## begin

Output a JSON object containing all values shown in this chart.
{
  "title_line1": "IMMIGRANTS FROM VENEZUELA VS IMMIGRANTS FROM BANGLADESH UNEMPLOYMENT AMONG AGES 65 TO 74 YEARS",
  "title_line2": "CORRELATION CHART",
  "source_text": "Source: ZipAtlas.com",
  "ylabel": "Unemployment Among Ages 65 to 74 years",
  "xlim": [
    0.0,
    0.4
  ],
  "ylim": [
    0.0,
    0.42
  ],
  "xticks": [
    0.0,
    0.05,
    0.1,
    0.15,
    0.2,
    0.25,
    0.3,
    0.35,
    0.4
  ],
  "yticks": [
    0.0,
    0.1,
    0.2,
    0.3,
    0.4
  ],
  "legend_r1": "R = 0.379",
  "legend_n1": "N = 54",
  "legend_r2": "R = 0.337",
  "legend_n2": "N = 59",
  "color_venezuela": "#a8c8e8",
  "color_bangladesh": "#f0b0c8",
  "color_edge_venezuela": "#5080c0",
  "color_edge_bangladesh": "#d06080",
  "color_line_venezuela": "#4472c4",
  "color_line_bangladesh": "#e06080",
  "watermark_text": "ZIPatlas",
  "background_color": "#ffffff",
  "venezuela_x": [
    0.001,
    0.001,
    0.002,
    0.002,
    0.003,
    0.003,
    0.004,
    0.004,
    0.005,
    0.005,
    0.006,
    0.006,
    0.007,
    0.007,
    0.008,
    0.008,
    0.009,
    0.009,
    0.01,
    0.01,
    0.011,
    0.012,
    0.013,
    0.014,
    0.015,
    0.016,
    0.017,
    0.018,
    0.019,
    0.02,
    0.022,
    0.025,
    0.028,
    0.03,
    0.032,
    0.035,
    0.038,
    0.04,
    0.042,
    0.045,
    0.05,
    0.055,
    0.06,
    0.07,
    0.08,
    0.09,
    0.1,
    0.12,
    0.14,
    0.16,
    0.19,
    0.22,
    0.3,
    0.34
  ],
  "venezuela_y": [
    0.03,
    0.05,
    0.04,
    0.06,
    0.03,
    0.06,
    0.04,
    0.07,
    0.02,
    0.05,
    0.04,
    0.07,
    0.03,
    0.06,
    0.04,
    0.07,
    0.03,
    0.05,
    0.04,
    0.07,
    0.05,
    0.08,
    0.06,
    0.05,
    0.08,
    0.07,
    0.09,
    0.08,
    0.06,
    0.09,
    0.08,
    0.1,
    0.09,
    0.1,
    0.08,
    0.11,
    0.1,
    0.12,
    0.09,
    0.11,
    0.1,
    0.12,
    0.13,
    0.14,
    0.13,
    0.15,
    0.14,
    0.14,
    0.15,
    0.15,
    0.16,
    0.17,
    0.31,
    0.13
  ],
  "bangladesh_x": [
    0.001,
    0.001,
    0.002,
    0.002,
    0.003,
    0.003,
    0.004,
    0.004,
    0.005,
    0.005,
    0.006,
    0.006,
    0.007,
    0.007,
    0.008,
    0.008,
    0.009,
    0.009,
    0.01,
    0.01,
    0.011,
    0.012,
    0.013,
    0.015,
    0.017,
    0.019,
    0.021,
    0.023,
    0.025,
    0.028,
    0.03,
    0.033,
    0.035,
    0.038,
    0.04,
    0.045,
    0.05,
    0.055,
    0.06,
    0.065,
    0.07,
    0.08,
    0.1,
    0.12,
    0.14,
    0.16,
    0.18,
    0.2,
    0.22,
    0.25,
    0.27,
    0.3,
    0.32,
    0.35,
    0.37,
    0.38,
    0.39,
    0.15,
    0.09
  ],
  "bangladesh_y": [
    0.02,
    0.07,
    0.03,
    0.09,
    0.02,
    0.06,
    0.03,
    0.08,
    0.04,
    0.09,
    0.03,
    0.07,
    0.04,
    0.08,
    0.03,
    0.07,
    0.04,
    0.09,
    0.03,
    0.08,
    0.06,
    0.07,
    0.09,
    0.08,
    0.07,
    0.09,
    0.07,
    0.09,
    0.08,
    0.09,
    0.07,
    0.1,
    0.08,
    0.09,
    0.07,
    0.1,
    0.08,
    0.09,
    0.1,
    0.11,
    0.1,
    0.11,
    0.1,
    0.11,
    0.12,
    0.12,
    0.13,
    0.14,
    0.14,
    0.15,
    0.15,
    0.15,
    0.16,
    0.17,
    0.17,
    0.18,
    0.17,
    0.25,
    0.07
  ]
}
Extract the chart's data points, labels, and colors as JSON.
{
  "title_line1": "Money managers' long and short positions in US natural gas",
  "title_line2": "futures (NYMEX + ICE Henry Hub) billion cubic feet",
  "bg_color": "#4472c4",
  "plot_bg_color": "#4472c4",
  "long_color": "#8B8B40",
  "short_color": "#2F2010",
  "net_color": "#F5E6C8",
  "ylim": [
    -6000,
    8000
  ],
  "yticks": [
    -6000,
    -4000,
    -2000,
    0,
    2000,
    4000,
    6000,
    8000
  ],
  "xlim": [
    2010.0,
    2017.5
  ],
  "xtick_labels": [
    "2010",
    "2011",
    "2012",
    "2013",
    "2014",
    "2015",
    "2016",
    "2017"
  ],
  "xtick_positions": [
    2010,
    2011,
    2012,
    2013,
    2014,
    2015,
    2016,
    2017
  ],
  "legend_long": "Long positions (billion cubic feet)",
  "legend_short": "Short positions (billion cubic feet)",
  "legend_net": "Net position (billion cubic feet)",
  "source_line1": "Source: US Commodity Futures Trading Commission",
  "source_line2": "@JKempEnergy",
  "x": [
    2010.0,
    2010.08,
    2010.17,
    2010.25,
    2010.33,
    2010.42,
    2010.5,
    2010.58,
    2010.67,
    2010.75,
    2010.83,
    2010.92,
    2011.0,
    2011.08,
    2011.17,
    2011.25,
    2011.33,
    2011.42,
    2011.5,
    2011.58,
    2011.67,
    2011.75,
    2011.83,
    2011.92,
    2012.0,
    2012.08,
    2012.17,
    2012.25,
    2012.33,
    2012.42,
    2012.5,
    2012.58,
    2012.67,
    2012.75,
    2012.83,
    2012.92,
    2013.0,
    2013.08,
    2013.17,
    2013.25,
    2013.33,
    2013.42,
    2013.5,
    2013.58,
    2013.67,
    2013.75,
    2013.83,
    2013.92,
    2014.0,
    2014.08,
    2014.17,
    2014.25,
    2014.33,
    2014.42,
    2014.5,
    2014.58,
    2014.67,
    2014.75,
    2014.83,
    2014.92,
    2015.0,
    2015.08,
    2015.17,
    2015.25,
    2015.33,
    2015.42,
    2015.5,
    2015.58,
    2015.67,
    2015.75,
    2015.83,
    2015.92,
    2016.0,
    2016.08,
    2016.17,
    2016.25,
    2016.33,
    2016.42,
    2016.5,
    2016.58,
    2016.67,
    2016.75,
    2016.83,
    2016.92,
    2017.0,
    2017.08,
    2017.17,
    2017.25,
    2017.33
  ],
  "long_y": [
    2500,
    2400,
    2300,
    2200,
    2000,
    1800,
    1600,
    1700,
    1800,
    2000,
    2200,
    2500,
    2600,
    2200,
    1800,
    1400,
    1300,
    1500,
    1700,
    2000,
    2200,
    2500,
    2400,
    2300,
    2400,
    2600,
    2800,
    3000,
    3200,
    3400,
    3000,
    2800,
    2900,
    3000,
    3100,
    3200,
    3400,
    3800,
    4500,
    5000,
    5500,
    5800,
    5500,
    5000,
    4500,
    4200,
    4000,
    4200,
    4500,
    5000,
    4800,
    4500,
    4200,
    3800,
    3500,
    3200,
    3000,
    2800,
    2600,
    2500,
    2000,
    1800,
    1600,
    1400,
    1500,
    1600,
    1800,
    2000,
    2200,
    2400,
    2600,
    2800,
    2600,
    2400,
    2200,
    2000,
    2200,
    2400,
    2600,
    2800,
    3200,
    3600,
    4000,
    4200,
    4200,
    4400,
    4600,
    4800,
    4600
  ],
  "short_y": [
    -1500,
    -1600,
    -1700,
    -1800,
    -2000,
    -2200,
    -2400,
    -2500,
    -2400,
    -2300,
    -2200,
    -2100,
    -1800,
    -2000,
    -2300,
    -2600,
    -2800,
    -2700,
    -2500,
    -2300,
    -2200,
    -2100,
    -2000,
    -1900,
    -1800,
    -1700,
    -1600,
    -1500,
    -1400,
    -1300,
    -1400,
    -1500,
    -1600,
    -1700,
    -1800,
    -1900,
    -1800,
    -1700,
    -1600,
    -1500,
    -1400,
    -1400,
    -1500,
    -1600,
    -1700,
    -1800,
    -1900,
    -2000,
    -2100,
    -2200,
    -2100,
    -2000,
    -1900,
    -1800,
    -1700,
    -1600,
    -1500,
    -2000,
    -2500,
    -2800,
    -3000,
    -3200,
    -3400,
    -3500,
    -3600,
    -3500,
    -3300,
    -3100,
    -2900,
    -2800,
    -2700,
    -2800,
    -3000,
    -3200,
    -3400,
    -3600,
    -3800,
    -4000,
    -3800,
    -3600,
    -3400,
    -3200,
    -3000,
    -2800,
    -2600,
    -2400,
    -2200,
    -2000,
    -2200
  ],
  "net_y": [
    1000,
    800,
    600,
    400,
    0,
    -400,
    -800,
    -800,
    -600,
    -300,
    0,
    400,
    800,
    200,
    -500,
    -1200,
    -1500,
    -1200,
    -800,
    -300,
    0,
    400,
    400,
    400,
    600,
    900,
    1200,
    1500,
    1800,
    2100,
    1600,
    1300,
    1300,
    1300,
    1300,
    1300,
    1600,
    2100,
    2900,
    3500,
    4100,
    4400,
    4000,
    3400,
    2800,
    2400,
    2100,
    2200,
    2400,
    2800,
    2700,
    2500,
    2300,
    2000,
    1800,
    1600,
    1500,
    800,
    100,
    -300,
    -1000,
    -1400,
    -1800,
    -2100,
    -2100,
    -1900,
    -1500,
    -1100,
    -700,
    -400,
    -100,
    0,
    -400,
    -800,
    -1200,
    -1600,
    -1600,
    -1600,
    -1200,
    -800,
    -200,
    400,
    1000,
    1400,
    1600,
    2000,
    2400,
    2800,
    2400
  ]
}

## end

● **Task requirements**: Check each line above for the word "feet", and copy the lines where it appears.

● **Solution**:
  "title_line2": "futures (NYMEX + ICE Henry Hub) billion cubic feet",
  "legend_long": "Long positions (billion cubic feet)",
  "legend_short": "Short positions (billion cubic feet)",
  "legend_net": "Net position (billion cubic feet)",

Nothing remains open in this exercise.